Reproduce the entries exactly.
- - -
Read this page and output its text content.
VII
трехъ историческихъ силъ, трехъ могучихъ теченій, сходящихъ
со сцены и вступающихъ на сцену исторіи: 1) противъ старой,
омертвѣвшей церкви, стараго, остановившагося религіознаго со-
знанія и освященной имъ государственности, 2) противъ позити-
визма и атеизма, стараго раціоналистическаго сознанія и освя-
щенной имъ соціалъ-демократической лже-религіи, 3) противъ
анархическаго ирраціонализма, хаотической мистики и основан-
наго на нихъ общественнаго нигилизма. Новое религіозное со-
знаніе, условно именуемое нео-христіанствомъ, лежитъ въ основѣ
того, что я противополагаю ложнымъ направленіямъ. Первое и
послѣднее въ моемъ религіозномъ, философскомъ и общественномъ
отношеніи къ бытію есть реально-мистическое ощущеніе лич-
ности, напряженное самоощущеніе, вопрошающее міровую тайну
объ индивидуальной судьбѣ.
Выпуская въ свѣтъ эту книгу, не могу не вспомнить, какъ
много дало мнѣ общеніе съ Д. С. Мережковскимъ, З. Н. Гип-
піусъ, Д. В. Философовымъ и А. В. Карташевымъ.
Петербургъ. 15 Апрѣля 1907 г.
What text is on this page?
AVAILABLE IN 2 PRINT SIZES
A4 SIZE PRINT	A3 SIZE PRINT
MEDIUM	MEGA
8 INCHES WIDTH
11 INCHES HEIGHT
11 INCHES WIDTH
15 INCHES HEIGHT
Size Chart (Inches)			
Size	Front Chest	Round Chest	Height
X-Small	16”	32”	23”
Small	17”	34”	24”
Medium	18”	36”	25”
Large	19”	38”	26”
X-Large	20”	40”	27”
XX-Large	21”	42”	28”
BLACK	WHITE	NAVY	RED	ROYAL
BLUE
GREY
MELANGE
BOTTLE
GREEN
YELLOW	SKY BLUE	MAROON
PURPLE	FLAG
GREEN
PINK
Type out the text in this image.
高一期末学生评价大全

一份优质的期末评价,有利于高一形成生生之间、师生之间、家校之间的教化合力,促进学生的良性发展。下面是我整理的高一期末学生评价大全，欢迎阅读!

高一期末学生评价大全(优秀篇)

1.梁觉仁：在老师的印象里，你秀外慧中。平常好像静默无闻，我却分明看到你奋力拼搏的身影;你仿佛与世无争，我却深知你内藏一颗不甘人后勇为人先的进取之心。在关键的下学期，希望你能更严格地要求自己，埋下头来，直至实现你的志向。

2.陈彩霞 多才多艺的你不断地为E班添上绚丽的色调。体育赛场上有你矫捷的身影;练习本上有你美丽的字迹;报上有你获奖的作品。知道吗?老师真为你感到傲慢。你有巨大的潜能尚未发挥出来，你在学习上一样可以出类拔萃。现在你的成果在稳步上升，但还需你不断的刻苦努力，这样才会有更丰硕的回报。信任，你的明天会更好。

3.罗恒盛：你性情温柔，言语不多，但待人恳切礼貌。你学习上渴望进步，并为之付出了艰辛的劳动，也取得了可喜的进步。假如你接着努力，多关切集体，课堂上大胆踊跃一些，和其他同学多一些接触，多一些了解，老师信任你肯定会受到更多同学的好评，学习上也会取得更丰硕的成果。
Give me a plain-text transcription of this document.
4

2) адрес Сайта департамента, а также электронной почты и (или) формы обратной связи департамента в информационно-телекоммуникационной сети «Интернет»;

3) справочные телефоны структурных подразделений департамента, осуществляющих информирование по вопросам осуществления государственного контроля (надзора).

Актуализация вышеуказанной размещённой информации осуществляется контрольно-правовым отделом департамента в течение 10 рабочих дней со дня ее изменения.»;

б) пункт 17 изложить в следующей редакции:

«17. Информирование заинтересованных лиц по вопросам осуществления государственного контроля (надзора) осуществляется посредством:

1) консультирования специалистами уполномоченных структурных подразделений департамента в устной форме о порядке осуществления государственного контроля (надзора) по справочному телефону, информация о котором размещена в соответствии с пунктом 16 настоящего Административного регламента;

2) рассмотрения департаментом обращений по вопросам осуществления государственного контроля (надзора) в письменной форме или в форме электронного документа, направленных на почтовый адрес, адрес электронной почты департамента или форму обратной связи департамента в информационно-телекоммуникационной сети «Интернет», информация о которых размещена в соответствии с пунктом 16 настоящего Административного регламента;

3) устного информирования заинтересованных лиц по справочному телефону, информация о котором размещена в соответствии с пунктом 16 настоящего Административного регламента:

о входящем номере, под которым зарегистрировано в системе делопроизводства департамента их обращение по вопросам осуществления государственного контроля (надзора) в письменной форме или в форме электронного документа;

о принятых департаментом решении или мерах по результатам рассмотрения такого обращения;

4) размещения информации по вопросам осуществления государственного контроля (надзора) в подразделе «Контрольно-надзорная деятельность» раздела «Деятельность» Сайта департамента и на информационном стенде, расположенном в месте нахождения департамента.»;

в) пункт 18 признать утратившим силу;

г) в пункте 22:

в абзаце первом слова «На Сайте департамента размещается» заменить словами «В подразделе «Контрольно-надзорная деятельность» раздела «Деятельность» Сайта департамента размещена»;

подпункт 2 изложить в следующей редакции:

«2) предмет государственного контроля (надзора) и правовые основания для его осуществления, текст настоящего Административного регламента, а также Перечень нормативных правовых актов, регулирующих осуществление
- - -
#### RESULT BELOW:
Read this page and output its text content.
VII
трехъ историческихъ силъ, трехъ могучихъ теченій, сходящихъ
со сцены и вступающихъ на сцену исторіи: 1) противъ старой,
омертвѣвшей церкви, стараго, остановившагося религіознаго со-
знанія и освященной имъ государственности, 2) противъ позити-
визма и атеизма, стараго раціоналистическаго сознанія и освя-
щенной имъ соціалъ-демократической лже-религіи, 3) противъ
анархическаго ирраціонализма, хаотической мистики и основан-
наго на нихъ общественнаго нигилизма. Новое религіозное со-
знаніе, условно именуемое нео-христіанствомъ, лежитъ въ основѣ
того, что я противополагаю ложнымъ направленіямъ. Первое и
послѣднее въ моемъ религіозномъ, философскомъ и общественномъ
отношеніи къ бытію есть реально-мистическое ощущеніе лич-
ности, напряженное самоощущеніе, вопрошающее міровую тайну
объ индивидуальной судьбѣ.
Выпуская въ свѣтъ эту книгу, не могу не вспомнить, какъ
много дало мнѣ общеніе съ Д. С. Мережковскимъ, З. Н. Гип-
піусъ, Д. В. Философовымъ и А. В. Карташевымъ.
Петербургъ. 15 Апрѣля 1907 г.
What text is on this page?
AVAILABLE IN 2 PRINT SIZES
A4 SIZE PRINT	A3 SIZE PRINT
MEDIUM	MEGA
8 INCHES WIDTH
11 INCHES HEIGHT
11 INCHES WIDTH
15 INCHES HEIGHT
Size Chart (Inches)			
Size	Front Chest	Round Chest	Height
X-Small	16”	32”	23”
Small	17”	34”	24”
Medium	18”	36”	25”
Large	19”	38”	26”
X-Large	20”	40”	27”
XX-Large	21”	42”	28”
BLACK	WHITE	NAVY	RED	ROYAL
BLUE
GREY
MELANGE
BOTTLE
GREEN
YELLOW	SKY BLUE	MAROON
PURPLE	FLAG
GREEN
PINK
Type out the text in this image.
高一期末学生评价大全

一份优质的期末评价,有利于高一形成生生之间、师生之间、家校之间的教化合力,促进学生的良性发展。下面是我整理的高一期末学生评价大全，欢迎阅读!

高一期末学生评价大全(优秀篇)

1.梁觉仁：在老师的印象里，你秀外慧中。平常好像静默无闻，我却分明看到你奋力拼搏的身影;你仿佛与世无争，我却深知你内藏一颗不甘人后勇为人先的进取之心。在关键的下学期，希望你能更严格地要求自己，埋下头来，直至实现你的志向。

2.陈彩霞 多才多艺的你不断地为E班添上绚丽的色调。体育赛场上有你矫捷的身影;练习本上有你美丽的字迹;报上有你获奖的作品。知道吗?老师真为你感到傲慢。你有巨大的潜能尚未发挥出来，你在学习上一样可以出类拔萃。现在你的成果在稳步上升，但还需你不断的刻苦努力，这样才会有更丰硕的回报。信任，你的明天会更好。

3.罗恒盛：你性情温柔，言语不多，但待人恳切礼貌。你学习上渴望进步，并为之付出了艰辛的劳动，也取得了可喜的进步。假如你接着努力，多关切集体，课堂上大胆踊跃一些，和其他同学多一些接触，多一些了解，老师信任你肯定会受到更多同学的好评，学习上也会取得更丰硕的成果。
Give me a plain-text transcription of this document.
4

2) адрес Сайта департамента, а также электронной почты и (или) формы обратной связи департамента в информационно-телекоммуникационной сети «Интернет»;

3) справочные телефоны структурных подразделений департамента, осуществляющих информирование по вопросам осуществления государственного контроля (надзора).

Актуализация вышеуказанной размещённой информации осуществляется контрольно-правовым отделом департамента в течение 10 рабочих дней со дня ее изменения.»;

б) пункт 17 изложить в следующей редакции:

«17. Информирование заинтересованных лиц по вопросам осуществления государственного контроля (надзора) осуществляется посредством:

1) консультирования специалистами уполномоченных структурных подразделений департамента в устной форме о порядке осуществления государственного контроля (надзора) по справочному телефону, информация о котором размещена в соответствии с пунктом 16 настоящего Административного регламента;

2) рассмотрения департаментом обращений по вопросам осуществления государственного контроля (надзора) в письменной форме или в форме электронного документа, направленных на почтовый адрес, адрес электронной почты департамента или форму обратной связи департамента в информационно-телекоммуникационной сети «Интернет», информация о которых размещена в соответствии с пунктом 16 настоящего Административного регламента;

3) устного информирования заинтересованных лиц по справочному телефону, информация о котором размещена в соответствии с пунктом 16 настоящего Административного регламента:

о входящем номере, под которым зарегистрировано в системе делопроизводства департамента их обращение по вопросам осуществления государственного контроля (надзора) в письменной форме или в форме электронного документа;

о принятых департаментом решении или мерах по результатам рассмотрения такого обращения;

4) размещения информации по вопросам осуществления государственного контроля (надзора) в подразделе «Контрольно-надзорная деятельность» раздела «Деятельность» Сайта департамента и на информационном стенде, расположенном в месте нахождения департамента.»;

в) пункт 18 признать утратившим силу;

г) в пункте 22:

в абзаце первом слова «На Сайте департамента размещается» заменить словами «В подразделе «Контрольно-надзорная деятельность» раздела «Деятельность» Сайта департамента размещена»;

подпункт 2 изложить в следующей редакции:

«2) предмет государственного контроля (надзора) и правовые основания для его осуществления, текст настоящего Административного регламента, а также Перечень нормативных правовых актов, регулирующих осуществление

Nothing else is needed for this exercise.